* Items from a figure collection
◆ ◆ ◆ ◆

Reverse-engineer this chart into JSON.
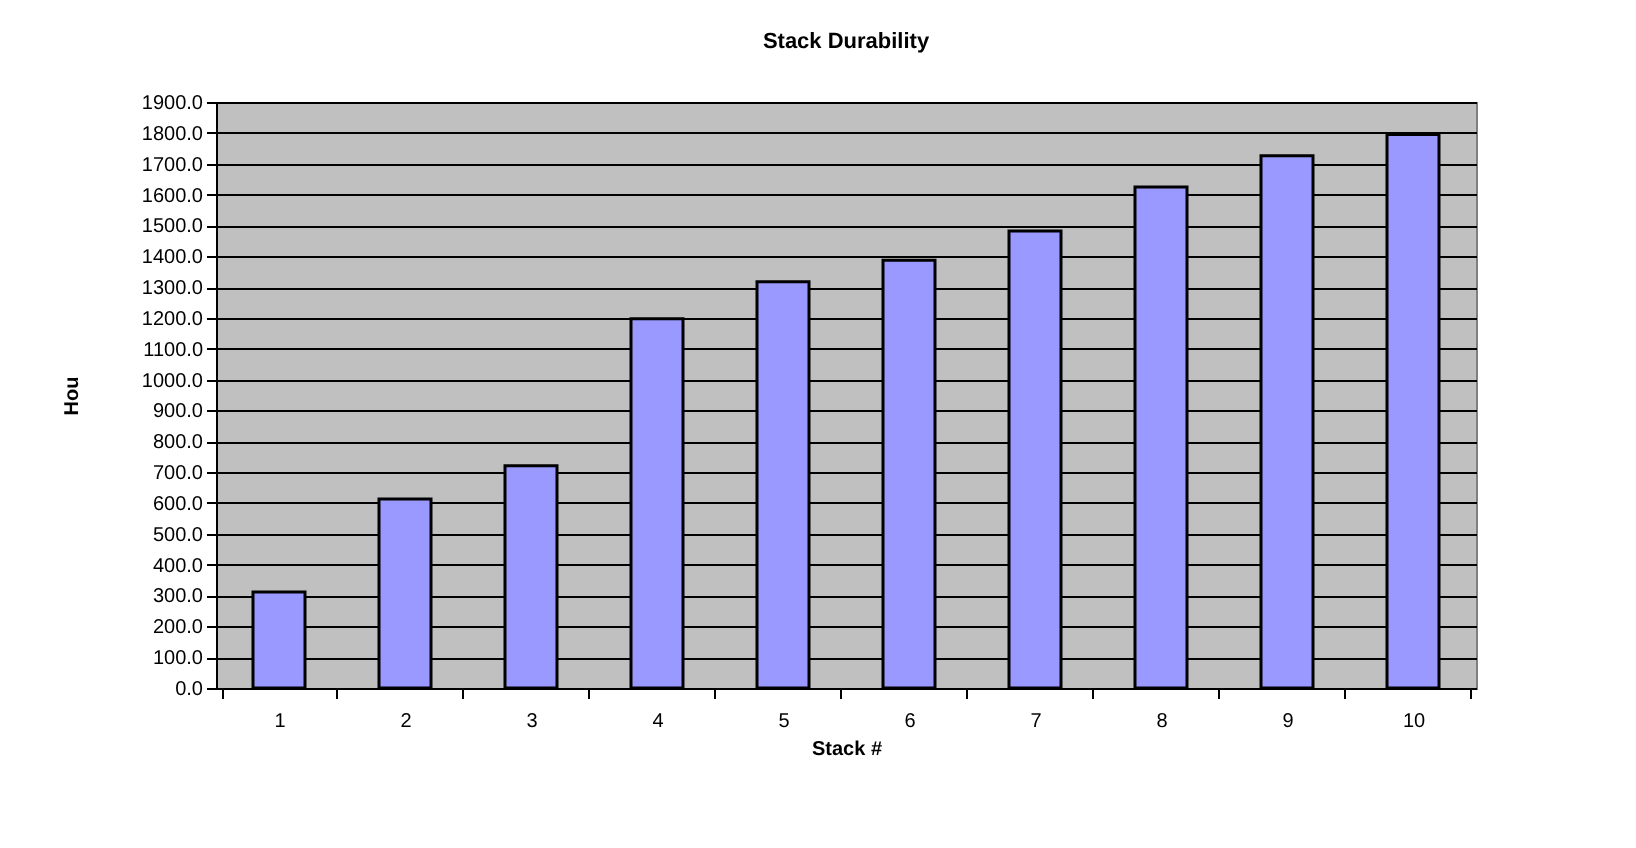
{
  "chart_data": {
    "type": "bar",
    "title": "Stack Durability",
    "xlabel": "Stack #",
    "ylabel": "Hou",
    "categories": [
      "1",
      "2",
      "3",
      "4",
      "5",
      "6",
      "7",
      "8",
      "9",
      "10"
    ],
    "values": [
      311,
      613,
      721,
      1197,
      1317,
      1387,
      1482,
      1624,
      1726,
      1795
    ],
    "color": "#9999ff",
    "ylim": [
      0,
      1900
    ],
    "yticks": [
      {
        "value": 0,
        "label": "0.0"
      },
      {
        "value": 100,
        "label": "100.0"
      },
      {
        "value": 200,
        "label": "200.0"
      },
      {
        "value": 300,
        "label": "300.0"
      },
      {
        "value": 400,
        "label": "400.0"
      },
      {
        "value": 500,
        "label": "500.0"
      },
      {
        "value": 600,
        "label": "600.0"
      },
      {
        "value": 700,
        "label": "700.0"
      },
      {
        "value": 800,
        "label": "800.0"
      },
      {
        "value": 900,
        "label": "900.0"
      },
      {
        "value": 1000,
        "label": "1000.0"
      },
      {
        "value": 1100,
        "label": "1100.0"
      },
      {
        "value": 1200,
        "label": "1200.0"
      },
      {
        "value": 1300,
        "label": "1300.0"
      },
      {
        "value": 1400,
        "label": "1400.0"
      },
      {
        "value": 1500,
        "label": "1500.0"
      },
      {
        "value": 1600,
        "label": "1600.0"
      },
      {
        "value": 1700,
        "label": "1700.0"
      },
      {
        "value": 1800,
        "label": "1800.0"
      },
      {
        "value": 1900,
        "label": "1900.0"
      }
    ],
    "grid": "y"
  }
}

◆ ◆ ◆ ◆

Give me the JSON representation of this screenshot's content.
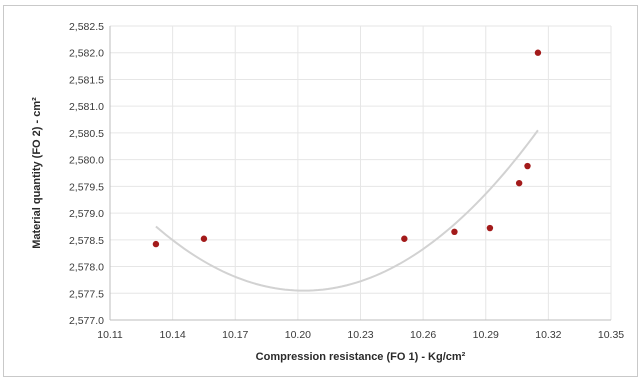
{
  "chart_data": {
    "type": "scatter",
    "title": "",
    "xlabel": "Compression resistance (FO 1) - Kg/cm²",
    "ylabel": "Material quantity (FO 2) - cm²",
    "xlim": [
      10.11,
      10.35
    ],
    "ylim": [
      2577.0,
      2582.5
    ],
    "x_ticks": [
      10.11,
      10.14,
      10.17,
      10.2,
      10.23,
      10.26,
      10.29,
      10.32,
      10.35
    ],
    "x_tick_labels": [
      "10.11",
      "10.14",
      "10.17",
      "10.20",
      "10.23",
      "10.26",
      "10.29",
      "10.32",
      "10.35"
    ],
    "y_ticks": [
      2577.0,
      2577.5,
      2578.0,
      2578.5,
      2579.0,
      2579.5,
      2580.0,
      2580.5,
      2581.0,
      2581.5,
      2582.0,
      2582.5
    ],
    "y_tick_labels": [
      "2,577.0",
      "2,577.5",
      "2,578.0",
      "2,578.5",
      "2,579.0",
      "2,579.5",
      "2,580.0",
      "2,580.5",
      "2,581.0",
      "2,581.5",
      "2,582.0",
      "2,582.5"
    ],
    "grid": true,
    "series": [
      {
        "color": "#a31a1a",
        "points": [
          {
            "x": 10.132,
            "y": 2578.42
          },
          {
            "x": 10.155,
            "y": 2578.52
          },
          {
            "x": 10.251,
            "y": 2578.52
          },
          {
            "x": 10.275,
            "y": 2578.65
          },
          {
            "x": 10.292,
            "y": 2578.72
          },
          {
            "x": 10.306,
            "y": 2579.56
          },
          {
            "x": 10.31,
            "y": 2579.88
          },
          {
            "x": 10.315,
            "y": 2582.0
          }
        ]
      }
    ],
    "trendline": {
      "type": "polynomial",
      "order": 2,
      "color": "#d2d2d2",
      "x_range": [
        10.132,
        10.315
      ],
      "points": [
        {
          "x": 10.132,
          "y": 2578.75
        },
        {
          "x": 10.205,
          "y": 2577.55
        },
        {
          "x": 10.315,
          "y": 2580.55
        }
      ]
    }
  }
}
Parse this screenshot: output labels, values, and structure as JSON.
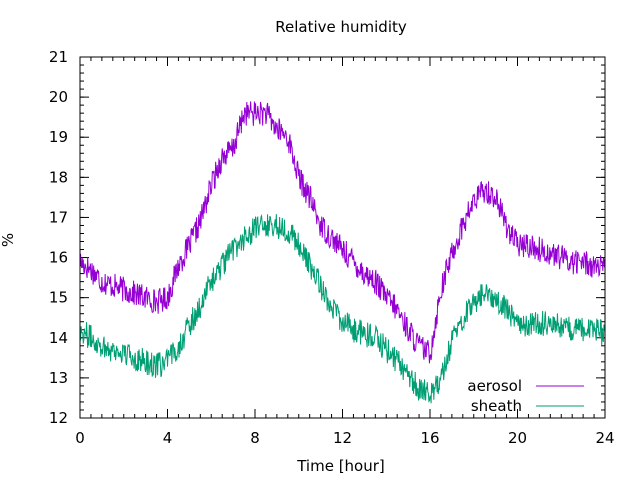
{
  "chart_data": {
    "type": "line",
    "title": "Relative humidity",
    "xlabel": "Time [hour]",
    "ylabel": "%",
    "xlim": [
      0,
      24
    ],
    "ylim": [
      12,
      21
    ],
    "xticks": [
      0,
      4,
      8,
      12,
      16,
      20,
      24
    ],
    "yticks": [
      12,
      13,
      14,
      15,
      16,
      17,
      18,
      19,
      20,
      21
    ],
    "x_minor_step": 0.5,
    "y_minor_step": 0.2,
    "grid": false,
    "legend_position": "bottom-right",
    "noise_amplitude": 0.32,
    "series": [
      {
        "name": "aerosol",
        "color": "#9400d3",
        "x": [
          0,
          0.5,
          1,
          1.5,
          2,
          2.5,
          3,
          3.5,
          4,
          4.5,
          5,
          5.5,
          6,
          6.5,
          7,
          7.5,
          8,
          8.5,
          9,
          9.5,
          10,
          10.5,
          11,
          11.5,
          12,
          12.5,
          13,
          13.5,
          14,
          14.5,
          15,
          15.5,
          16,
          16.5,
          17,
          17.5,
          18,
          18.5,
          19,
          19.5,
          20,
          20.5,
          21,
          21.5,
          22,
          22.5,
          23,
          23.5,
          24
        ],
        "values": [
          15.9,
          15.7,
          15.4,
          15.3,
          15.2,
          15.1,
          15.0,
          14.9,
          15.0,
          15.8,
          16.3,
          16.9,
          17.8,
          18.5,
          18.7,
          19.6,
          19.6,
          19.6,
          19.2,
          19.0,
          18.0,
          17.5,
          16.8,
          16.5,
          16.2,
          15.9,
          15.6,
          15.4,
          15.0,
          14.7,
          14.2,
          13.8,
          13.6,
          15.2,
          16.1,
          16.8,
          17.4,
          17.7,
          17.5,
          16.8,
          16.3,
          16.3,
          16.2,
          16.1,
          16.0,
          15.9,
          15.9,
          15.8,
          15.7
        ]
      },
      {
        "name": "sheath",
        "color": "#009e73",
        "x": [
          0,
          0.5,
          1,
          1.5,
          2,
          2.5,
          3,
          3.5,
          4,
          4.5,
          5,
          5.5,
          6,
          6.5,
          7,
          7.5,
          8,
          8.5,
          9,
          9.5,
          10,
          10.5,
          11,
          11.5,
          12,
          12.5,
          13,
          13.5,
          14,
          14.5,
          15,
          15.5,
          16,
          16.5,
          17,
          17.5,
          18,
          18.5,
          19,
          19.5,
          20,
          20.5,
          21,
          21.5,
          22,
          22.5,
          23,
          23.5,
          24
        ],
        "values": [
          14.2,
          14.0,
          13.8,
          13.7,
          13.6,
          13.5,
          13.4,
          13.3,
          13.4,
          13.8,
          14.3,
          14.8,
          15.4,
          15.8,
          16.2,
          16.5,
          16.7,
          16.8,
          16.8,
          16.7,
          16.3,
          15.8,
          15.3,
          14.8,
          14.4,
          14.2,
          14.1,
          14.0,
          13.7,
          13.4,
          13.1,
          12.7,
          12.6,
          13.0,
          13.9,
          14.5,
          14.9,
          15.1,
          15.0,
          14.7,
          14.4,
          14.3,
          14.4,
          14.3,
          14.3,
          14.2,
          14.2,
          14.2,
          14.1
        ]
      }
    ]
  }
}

◆ ◆ ◆ ◆

* Direction
Your answer should be a single number: how many lines in the data above include "color"?

* Completed task
5